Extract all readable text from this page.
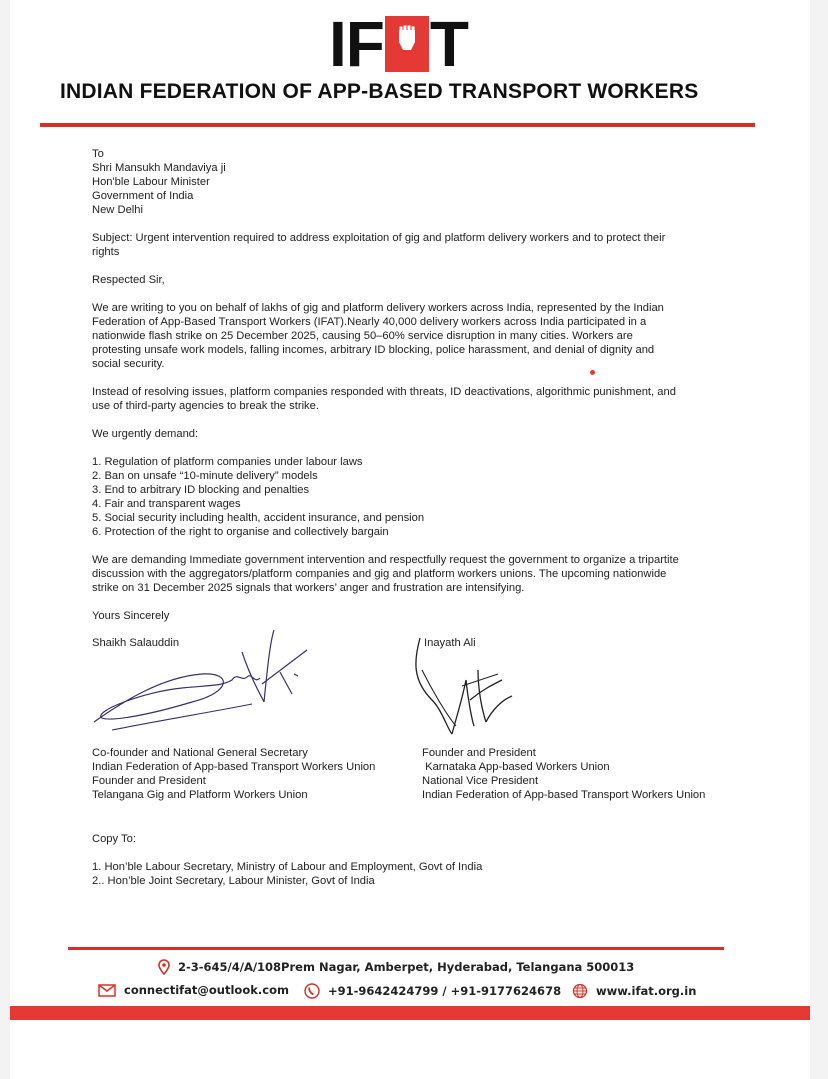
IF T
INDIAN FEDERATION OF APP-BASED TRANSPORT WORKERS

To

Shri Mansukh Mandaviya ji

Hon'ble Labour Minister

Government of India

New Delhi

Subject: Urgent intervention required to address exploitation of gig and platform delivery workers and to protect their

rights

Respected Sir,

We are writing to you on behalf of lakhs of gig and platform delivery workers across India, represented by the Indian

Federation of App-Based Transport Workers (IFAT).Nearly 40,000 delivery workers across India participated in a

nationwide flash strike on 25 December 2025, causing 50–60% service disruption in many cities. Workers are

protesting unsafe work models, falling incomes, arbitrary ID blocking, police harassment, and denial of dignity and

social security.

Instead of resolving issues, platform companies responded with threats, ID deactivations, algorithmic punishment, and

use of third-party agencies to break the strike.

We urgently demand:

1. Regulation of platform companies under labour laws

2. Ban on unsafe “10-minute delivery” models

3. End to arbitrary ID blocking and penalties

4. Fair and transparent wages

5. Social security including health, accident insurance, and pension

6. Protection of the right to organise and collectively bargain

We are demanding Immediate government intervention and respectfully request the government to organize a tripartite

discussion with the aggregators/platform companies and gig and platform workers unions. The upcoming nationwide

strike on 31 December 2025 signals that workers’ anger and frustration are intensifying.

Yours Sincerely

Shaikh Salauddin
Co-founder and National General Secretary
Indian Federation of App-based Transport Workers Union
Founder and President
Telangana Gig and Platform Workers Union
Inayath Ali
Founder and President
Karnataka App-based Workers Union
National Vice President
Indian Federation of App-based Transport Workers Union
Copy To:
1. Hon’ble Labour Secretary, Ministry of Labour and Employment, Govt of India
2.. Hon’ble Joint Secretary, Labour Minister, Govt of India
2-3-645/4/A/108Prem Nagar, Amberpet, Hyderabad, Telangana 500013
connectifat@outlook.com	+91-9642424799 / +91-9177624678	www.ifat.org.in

__________

▶ [DIRECTIONS FOR THIS TASK] From the entries above, copy each line holding "nationwide".

▶ [SOLUTION TO THIS EXERCISE]
nationwide flash strike on 25 December 2025, causing 50–60% service disruption in many cities. Workers are
discussion with the aggregators/platform companies and gig and platform workers unions. The upcoming nationwide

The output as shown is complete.